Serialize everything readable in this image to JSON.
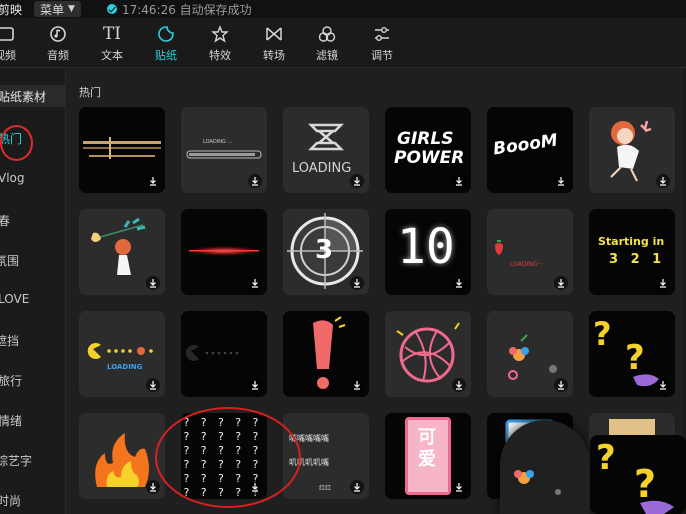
{
  "app": {
    "title": "剪映",
    "menu_label": "菜单",
    "save_status": "17:46:26 自动保存成功"
  },
  "colors": {
    "accent": "#2ad1e2",
    "annotation_red": "#e02a2a",
    "background": "#1f1f1f"
  },
  "toolbar": {
    "items": [
      {
        "label": "视频",
        "icon": "video-icon"
      },
      {
        "label": "音频",
        "icon": "audio-icon"
      },
      {
        "label": "文本",
        "icon": "text-icon"
      },
      {
        "label": "贴纸",
        "icon": "sticker-icon",
        "active": true
      },
      {
        "label": "特效",
        "icon": "effects-icon"
      },
      {
        "label": "转场",
        "icon": "transition-icon"
      },
      {
        "label": "滤镜",
        "icon": "filter-icon"
      },
      {
        "label": "调节",
        "icon": "adjust-icon"
      }
    ]
  },
  "sidebar": {
    "header": "贴纸素材",
    "items": [
      {
        "label": "热门",
        "active": true
      },
      {
        "label": "Vlog"
      },
      {
        "label": "春"
      },
      {
        "label": "氛围"
      },
      {
        "label": "LOVE"
      },
      {
        "label": "遮挡"
      },
      {
        "label": "旅行"
      },
      {
        "label": "情绪"
      },
      {
        "label": "综艺字"
      },
      {
        "label": "时尚"
      }
    ]
  },
  "main": {
    "section_title": "热门",
    "stickers": {
      "r1c2_text": "LOADING ...",
      "r1c3_text": "LOADING",
      "r1c4_line1": "GIRLS",
      "r1c4_line2": "POWER",
      "r1c5_text": "BoooM",
      "r2c3_text": "3",
      "r2c4_text": "10",
      "r2c5_text": "LOADING···",
      "r2c6_line1": "Starting in",
      "r2c6_line2": "3 2 1",
      "r3c1_text": "LOADING",
      "r4c2_text": "? ? ? ? ? ?\n? ? ? ? ? ?\n? ? ? ? ? ?\n? ? ? ? ? ?\n? ? ? ? ? ?\n? ? ? ? ? ?",
      "r4c3_text": "嘴嘴嘴嘴嘴",
      "r4c3_text2": "叽叽叽叽嘴",
      "r4c3_text3": "红红",
      "r4c4_text": "可爱"
    }
  }
}
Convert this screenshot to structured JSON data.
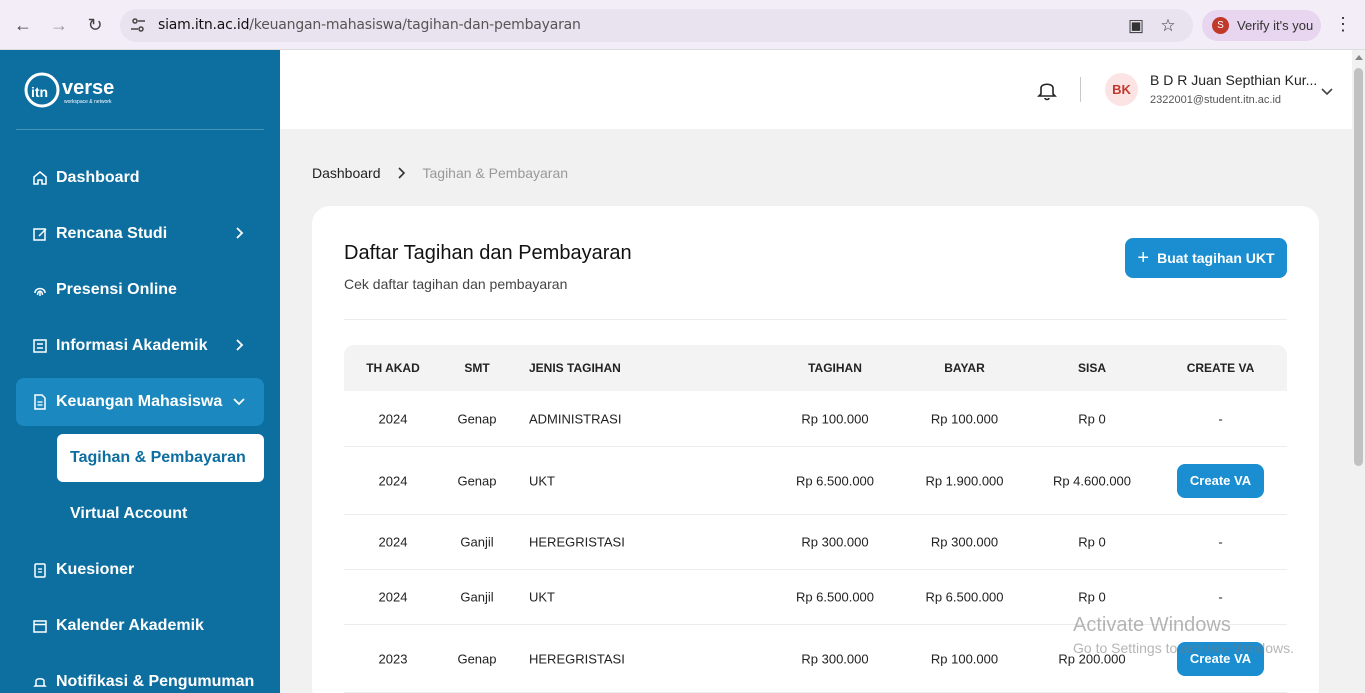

■ Instructions for the task
Copy out the lines in which the string "icon" appears.

■ Exercise answer
        "icon": "video-icon"
        "icon": "audio-icon"
        "icon": "text-icon"
        "icon": "sticker-icon",
        "icon": "effects-icon"
        "icon": "transition-icon"
        "icon": "filter-icon"
        "icon": "adjust-icon"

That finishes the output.